#### EXERCISE DESCRIPTION:
Return the whole listing, keeping every character the same.

#### DATA FOR THIS TASK:
%%
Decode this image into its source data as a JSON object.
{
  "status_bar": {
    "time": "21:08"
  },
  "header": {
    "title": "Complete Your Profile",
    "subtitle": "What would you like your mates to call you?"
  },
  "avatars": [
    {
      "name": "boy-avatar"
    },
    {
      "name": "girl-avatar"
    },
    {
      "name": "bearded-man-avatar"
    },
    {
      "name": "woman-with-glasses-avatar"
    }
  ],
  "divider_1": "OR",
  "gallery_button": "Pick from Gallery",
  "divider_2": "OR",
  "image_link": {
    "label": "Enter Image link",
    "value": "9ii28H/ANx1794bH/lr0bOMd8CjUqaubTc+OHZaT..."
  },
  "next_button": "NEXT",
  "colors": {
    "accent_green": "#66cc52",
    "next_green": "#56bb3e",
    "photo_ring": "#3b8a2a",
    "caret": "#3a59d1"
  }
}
%%
#### OUTPUT BELOW:
Decode this image into its source data as a JSON object.
{
  "status_bar": {
    "time": "21:08"
  },
  "header": {
    "title": "Complete Your Profile",
    "subtitle": "What would you like your mates to call you?"
  },
  "avatars": [
    {
      "name": "boy-avatar"
    },
    {
      "name": "girl-avatar"
    },
    {
      "name": "bearded-man-avatar"
    },
    {
      "name": "woman-with-glasses-avatar"
    }
  ],
  "divider_1": "OR",
  "gallery_button": "Pick from Gallery",
  "divider_2": "OR",
  "image_link": {
    "label": "Enter Image link",
    "value": "9ii28H/ANx1794bH/lr0bOMd8CjUqaubTc+OHZaT..."
  },
  "next_button": "NEXT",
  "colors": {
    "accent_green": "#66cc52",
    "next_green": "#56bb3e",
    "photo_ring": "#3b8a2a",
    "caret": "#3a59d1"
  }
}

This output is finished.